Excerpts from a figure dataset
--

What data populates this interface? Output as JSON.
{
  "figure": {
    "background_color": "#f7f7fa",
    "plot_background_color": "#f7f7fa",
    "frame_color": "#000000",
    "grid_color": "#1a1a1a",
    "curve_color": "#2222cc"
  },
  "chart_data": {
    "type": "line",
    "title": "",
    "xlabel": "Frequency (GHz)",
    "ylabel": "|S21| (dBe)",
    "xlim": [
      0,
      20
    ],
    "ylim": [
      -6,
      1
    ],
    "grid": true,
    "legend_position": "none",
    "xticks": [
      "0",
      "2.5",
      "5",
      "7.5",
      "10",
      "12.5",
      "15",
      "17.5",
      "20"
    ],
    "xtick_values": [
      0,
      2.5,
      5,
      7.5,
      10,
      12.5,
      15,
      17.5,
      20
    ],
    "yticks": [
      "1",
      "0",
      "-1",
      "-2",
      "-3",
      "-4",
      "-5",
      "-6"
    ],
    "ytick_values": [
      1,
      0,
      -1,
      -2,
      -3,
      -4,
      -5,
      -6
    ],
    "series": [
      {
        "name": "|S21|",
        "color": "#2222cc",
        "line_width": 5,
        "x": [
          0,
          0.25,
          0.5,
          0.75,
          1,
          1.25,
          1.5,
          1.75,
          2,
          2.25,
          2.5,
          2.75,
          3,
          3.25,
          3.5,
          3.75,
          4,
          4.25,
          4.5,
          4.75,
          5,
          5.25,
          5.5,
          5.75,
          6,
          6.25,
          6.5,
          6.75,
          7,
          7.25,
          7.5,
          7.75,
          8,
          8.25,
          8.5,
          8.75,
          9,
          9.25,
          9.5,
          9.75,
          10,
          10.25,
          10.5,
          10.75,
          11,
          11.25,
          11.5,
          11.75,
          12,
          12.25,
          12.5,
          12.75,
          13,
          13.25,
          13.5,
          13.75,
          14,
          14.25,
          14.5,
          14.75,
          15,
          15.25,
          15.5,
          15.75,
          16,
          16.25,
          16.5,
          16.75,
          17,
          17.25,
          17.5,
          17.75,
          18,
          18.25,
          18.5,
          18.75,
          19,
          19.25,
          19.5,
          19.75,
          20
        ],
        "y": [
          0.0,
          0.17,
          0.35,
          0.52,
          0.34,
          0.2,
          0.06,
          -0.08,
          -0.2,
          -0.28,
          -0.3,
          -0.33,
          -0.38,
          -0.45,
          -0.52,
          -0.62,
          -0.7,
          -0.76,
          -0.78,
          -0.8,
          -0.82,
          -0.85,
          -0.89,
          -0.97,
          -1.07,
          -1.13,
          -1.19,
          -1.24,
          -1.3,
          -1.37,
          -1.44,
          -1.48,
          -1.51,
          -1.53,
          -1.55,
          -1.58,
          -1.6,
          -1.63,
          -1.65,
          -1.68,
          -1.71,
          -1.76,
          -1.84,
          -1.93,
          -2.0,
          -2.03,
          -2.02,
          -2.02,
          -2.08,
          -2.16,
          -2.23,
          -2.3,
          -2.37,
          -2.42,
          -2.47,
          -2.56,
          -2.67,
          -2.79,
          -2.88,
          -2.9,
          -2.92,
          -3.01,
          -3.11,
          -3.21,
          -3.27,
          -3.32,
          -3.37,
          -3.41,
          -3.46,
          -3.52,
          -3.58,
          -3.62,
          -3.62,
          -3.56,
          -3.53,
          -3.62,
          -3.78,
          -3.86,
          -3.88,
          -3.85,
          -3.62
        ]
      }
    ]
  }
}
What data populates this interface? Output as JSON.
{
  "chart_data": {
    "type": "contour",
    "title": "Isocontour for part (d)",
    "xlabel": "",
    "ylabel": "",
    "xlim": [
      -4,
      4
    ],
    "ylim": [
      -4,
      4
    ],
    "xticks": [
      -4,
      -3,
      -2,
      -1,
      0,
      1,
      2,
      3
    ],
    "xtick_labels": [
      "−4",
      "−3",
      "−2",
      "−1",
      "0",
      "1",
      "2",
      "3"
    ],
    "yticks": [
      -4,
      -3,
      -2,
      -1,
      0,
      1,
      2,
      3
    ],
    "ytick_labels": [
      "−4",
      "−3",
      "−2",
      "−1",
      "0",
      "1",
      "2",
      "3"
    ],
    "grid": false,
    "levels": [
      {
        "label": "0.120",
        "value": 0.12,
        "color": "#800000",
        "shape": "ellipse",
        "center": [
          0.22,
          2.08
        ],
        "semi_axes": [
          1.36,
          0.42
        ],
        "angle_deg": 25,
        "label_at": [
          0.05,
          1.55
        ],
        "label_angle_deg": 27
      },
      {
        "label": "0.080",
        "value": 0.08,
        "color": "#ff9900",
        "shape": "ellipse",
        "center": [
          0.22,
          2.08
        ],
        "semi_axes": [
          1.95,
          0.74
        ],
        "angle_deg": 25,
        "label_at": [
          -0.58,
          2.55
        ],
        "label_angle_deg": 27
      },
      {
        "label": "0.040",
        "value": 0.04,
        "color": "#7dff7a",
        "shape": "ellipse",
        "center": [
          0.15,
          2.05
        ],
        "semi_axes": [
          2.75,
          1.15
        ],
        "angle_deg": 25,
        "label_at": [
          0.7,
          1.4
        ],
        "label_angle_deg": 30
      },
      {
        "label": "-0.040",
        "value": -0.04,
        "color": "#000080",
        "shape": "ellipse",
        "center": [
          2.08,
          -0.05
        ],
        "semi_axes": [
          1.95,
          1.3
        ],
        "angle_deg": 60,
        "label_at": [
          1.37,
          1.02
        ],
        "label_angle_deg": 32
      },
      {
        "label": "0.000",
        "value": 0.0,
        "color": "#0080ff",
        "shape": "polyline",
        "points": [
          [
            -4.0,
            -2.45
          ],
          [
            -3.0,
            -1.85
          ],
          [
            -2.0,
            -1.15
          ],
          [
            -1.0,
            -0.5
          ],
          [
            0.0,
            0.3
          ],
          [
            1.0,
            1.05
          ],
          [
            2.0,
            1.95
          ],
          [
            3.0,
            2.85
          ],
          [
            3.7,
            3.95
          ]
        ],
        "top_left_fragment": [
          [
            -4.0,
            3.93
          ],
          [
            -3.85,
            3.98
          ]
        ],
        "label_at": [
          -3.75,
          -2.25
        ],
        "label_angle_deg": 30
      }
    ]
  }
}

--

Write out the listing once more, matching it exactly.

What data populates this interface? Output as JSON.
{
  "figure": {
    "background_color": "#f7f7fa",
    "plot_background_color": "#f7f7fa",
    "frame_color": "#000000",
    "grid_color": "#1a1a1a",
    "curve_color": "#2222cc"
  },
  "chart_data": {
    "type": "line",
    "title": "",
    "xlabel": "Frequency (GHz)",
    "ylabel": "|S21| (dBe)",
    "xlim": [
      0,
      20
    ],
    "ylim": [
      -6,
      1
    ],
    "grid": true,
    "legend_position": "none",
    "xticks": [
      "0",
      "2.5",
      "5",
      "7.5",
      "10",
      "12.5",
      "15",
      "17.5",
      "20"
    ],
    "xtick_values": [
      0,
      2.5,
      5,
      7.5,
      10,
      12.5,
      15,
      17.5,
      20
    ],
    "yticks": [
      "1",
      "0",
      "-1",
      "-2",
      "-3",
      "-4",
      "-5",
      "-6"
    ],
    "ytick_values": [
      1,
      0,
      -1,
      -2,
      -3,
      -4,
      -5,
      -6
    ],
    "series": [
      {
        "name": "|S21|",
        "color": "#2222cc",
        "line_width": 5,
        "x": [
          0,
          0.25,
          0.5,
          0.75,
          1,
          1.25,
          1.5,
          1.75,
          2,
          2.25,
          2.5,
          2.75,
          3,
          3.25,
          3.5,
          3.75,
          4,
          4.25,
          4.5,
          4.75,
          5,
          5.25,
          5.5,
          5.75,
          6,
          6.25,
          6.5,
          6.75,
          7,
          7.25,
          7.5,
          7.75,
          8,
          8.25,
          8.5,
          8.75,
          9,
          9.25,
          9.5,
          9.75,
          10,
          10.25,
          10.5,
          10.75,
          11,
          11.25,
          11.5,
          11.75,
          12,
          12.25,
          12.5,
          12.75,
          13,
          13.25,
          13.5,
          13.75,
          14,
          14.25,
          14.5,
          14.75,
          15,
          15.25,
          15.5,
          15.75,
          16,
          16.25,
          16.5,
          16.75,
          17,
          17.25,
          17.5,
          17.75,
          18,
          18.25,
          18.5,
          18.75,
          19,
          19.25,
          19.5,
          19.75,
          20
        ],
        "y": [
          0.0,
          0.17,
          0.35,
          0.52,
          0.34,
          0.2,
          0.06,
          -0.08,
          -0.2,
          -0.28,
          -0.3,
          -0.33,
          -0.38,
          -0.45,
          -0.52,
          -0.62,
          -0.7,
          -0.76,
          -0.78,
          -0.8,
          -0.82,
          -0.85,
          -0.89,
          -0.97,
          -1.07,
          -1.13,
          -1.19,
          -1.24,
          -1.3,
          -1.37,
          -1.44,
          -1.48,
          -1.51,
          -1.53,
          -1.55,
          -1.58,
          -1.6,
          -1.63,
          -1.65,
          -1.68,
          -1.71,
          -1.76,
          -1.84,
          -1.93,
          -2.0,
          -2.03,
          -2.02,
          -2.02,
          -2.08,
          -2.16,
          -2.23,
          -2.3,
          -2.37,
          -2.42,
          -2.47,
          -2.56,
          -2.67,
          -2.79,
          -2.88,
          -2.9,
          -2.92,
          -3.01,
          -3.11,
          -3.21,
          -3.27,
          -3.32,
          -3.37,
          -3.41,
          -3.46,
          -3.52,
          -3.58,
          -3.62,
          -3.62,
          -3.56,
          -3.53,
          -3.62,
          -3.78,
          -3.86,
          -3.88,
          -3.85,
          -3.62
        ]
      }
    ]
  }
}
What data populates this interface? Output as JSON.
{
  "chart_data": {
    "type": "contour",
    "title": "Isocontour for part (d)",
    "xlabel": "",
    "ylabel": "",
    "xlim": [
      -4,
      4
    ],
    "ylim": [
      -4,
      4
    ],
    "xticks": [
      -4,
      -3,
      -2,
      -1,
      0,
      1,
      2,
      3
    ],
    "xtick_labels": [
      "−4",
      "−3",
      "−2",
      "−1",
      "0",
      "1",
      "2",
      "3"
    ],
    "yticks": [
      -4,
      -3,
      -2,
      -1,
      0,
      1,
      2,
      3
    ],
    "ytick_labels": [
      "−4",
      "−3",
      "−2",
      "−1",
      "0",
      "1",
      "2",
      "3"
    ],
    "grid": false,
    "levels": [
      {
        "label": "0.120",
        "value": 0.12,
        "color": "#800000",
        "shape": "ellipse",
        "center": [
          0.22,
          2.08
        ],
        "semi_axes": [
          1.36,
          0.42
        ],
        "angle_deg": 25,
        "label_at": [
          0.05,
          1.55
        ],
        "label_angle_deg": 27
      },
      {
        "label": "0.080",
        "value": 0.08,
        "color": "#ff9900",
        "shape": "ellipse",
        "center": [
          0.22,
          2.08
        ],
        "semi_axes": [
          1.95,
          0.74
        ],
        "angle_deg": 25,
        "label_at": [
          -0.58,
          2.55
        ],
        "label_angle_deg": 27
      },
      {
        "label": "0.040",
        "value": 0.04,
        "color": "#7dff7a",
        "shape": "ellipse",
        "center": [
          0.15,
          2.05
        ],
        "semi_axes": [
          2.75,
          1.15
        ],
        "angle_deg": 25,
        "label_at": [
          0.7,
          1.4
        ],
        "label_angle_deg": 30
      },
      {
        "label": "-0.040",
        "value": -0.04,
        "color": "#000080",
        "shape": "ellipse",
        "center": [
          2.08,
          -0.05
        ],
        "semi_axes": [
          1.95,
          1.3
        ],
        "angle_deg": 60,
        "label_at": [
          1.37,
          1.02
        ],
        "label_angle_deg": 32
      },
      {
        "label": "0.000",
        "value": 0.0,
        "color": "#0080ff",
        "shape": "polyline",
        "points": [
          [
            -4.0,
            -2.45
          ],
          [
            -3.0,
            -1.85
          ],
          [
            -2.0,
            -1.15
          ],
          [
            -1.0,
            -0.5
          ],
          [
            0.0,
            0.3
          ],
          [
            1.0,
            1.05
          ],
          [
            2.0,
            1.95
          ],
          [
            3.0,
            2.85
          ],
          [
            3.7,
            3.95
          ]
        ],
        "top_left_fragment": [
          [
            -4.0,
            3.93
          ],
          [
            -3.85,
            3.98
          ]
        ],
        "label_at": [
          -3.75,
          -2.25
        ],
        "label_angle_deg": 30
      }
    ]
  }
}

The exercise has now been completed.